═════ SUPPLIED RECORDS

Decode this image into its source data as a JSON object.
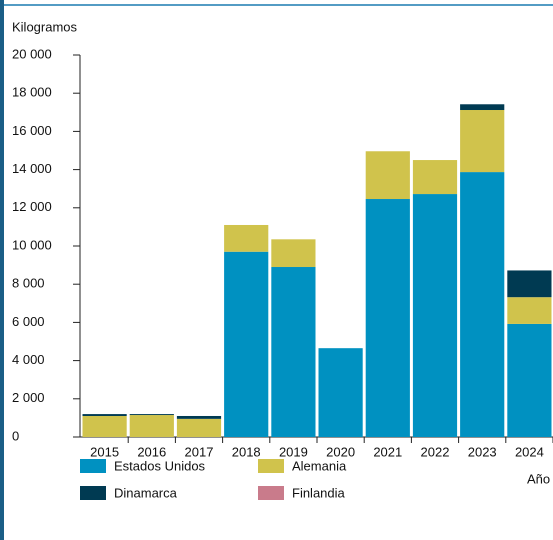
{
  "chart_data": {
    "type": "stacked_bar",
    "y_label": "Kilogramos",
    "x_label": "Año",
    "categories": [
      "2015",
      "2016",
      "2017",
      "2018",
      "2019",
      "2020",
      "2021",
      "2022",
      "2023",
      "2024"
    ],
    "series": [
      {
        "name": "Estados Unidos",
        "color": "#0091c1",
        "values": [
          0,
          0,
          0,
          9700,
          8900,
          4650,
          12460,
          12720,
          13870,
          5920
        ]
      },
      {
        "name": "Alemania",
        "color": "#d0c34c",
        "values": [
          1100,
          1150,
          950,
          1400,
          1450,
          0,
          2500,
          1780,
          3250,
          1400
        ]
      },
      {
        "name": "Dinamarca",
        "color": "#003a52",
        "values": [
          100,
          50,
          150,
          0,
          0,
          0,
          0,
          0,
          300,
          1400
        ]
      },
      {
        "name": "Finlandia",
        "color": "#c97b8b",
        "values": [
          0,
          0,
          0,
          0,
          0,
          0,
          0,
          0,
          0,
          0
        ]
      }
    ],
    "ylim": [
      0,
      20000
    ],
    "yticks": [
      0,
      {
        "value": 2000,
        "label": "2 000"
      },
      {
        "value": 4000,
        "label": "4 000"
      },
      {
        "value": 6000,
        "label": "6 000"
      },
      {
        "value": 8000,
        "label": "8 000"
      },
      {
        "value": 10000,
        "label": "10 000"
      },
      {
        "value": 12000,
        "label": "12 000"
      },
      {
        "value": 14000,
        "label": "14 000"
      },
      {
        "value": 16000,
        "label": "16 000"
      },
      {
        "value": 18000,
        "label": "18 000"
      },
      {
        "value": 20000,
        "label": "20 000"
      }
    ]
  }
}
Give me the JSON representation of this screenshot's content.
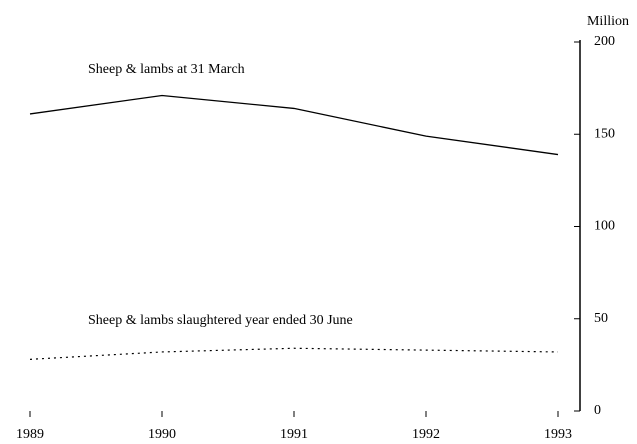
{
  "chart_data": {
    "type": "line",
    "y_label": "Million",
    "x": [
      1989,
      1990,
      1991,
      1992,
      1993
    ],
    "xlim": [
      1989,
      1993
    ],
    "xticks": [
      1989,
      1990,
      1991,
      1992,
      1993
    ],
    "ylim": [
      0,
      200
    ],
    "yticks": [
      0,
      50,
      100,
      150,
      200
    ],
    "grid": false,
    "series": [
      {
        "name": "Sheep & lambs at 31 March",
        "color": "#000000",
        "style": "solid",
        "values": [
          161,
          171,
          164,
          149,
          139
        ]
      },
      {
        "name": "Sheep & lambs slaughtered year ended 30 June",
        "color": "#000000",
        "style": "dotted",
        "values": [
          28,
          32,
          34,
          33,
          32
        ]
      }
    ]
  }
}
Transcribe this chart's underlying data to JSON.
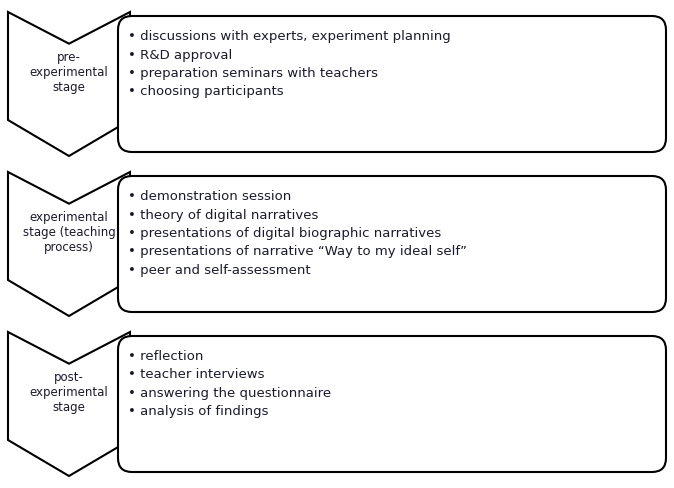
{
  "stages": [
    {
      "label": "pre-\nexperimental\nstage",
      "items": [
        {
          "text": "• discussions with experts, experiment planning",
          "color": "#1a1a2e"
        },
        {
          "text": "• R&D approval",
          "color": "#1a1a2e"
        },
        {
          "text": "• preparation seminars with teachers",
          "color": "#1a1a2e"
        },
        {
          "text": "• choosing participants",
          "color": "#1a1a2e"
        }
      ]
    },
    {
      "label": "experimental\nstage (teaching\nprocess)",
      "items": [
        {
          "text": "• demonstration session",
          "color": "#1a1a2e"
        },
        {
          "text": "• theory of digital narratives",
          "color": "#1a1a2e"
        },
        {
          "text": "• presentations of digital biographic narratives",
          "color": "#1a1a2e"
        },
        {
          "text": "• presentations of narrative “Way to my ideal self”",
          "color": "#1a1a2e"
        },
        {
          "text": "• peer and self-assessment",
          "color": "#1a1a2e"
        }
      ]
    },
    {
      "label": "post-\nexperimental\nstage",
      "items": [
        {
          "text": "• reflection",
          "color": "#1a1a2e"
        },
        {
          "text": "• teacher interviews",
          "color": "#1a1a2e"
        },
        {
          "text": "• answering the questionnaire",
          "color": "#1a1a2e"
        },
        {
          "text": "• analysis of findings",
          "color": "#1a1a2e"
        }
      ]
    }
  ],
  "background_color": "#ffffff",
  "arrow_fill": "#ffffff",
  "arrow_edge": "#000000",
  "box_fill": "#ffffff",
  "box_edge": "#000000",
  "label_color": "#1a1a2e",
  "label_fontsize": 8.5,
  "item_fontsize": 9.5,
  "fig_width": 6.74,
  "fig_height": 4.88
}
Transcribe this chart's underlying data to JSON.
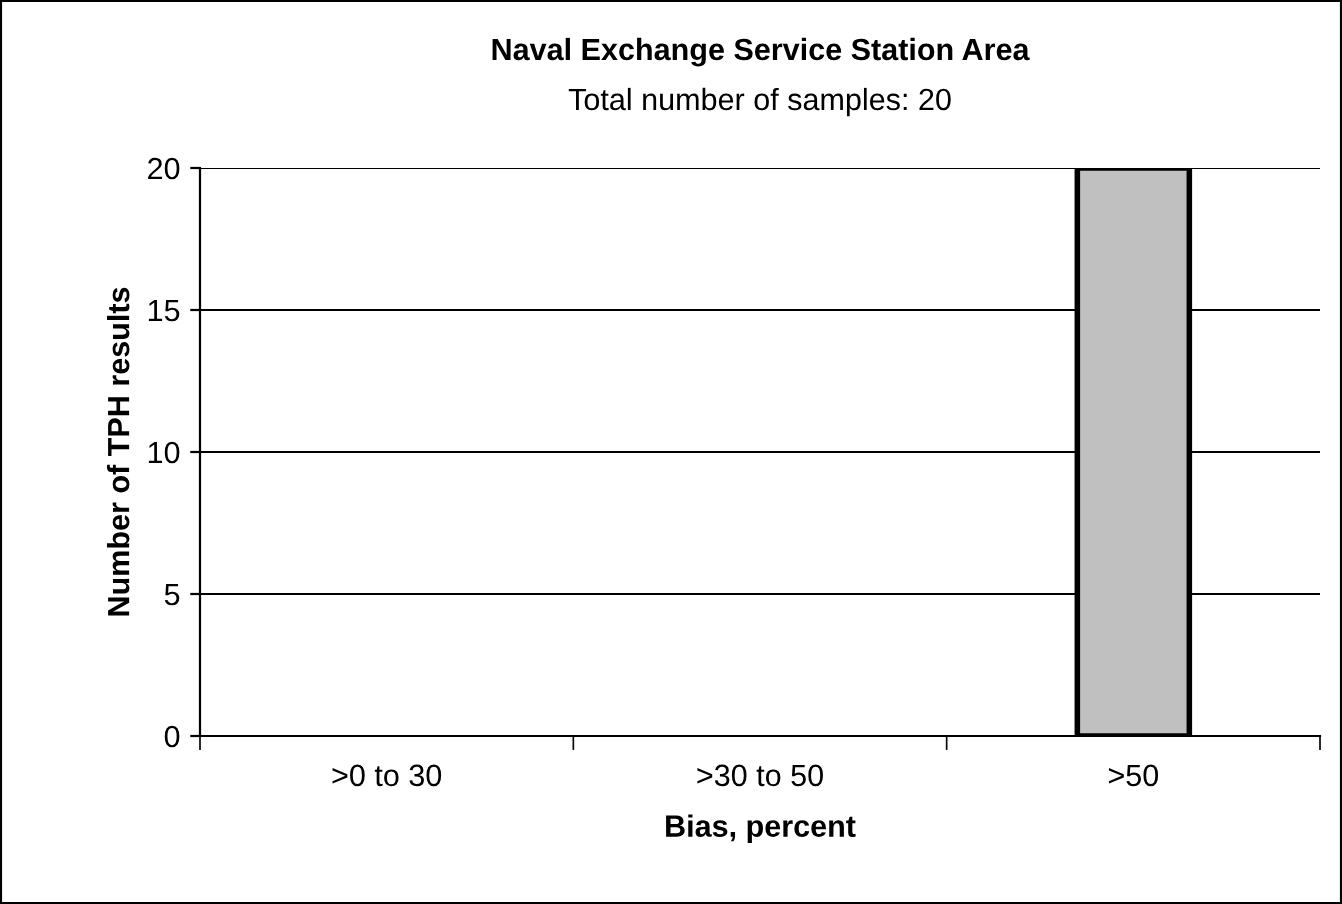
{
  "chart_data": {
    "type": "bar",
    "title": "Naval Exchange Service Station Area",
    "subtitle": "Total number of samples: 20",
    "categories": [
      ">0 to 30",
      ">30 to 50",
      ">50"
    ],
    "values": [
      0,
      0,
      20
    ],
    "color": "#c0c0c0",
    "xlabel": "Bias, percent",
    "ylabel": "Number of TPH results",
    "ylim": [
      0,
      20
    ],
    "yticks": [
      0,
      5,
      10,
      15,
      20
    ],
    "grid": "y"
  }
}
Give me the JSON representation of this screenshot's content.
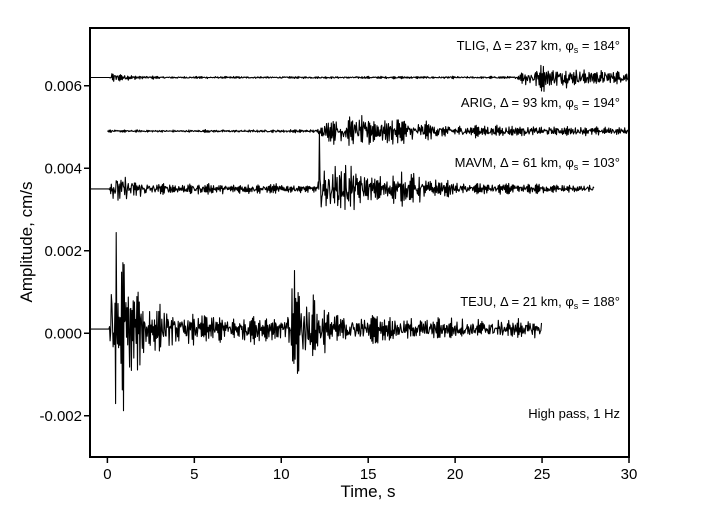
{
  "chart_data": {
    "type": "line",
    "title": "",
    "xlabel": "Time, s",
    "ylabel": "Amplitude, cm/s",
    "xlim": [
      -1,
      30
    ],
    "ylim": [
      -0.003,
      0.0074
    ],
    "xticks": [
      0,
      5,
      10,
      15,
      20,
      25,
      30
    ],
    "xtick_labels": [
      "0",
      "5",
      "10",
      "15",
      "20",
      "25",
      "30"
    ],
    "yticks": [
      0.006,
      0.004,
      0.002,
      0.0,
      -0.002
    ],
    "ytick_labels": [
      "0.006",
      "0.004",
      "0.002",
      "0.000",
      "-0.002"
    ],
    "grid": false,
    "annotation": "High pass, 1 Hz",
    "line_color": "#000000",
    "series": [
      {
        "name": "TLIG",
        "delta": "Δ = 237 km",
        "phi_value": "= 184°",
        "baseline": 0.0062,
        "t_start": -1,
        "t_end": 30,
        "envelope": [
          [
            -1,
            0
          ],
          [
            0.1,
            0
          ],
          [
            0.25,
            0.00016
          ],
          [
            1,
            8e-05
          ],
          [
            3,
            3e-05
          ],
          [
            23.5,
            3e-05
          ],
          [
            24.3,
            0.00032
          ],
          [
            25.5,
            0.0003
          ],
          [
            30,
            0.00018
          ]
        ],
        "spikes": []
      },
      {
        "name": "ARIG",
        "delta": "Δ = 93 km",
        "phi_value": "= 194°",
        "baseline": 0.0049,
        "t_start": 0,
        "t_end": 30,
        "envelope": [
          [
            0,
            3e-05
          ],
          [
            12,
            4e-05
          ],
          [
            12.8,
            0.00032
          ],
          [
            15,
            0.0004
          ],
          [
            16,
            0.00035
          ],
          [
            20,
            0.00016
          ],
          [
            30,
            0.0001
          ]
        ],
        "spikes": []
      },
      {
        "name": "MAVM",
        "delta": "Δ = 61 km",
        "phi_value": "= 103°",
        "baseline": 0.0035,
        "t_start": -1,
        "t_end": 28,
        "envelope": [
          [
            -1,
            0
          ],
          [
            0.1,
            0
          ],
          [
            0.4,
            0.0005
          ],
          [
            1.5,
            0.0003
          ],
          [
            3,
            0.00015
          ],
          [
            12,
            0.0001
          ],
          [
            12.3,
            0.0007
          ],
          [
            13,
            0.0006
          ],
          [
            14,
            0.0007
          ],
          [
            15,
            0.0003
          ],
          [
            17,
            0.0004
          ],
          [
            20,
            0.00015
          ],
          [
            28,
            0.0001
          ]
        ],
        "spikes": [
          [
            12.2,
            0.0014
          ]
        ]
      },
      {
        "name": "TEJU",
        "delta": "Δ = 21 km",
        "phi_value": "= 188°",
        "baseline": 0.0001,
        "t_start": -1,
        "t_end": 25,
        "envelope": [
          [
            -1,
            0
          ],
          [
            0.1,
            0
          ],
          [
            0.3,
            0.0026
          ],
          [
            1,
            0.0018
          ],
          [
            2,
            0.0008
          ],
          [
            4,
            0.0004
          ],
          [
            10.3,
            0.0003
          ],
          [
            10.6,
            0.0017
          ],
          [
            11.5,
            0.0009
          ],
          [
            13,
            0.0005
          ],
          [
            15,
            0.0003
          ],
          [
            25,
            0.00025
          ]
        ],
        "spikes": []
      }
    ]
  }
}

══════════

Copy out every line of the data that includes the word "narratives".

## THE OUTPUT
          "text": "• theory of digital narratives",
          "text": "• presentations of digital biographic narratives",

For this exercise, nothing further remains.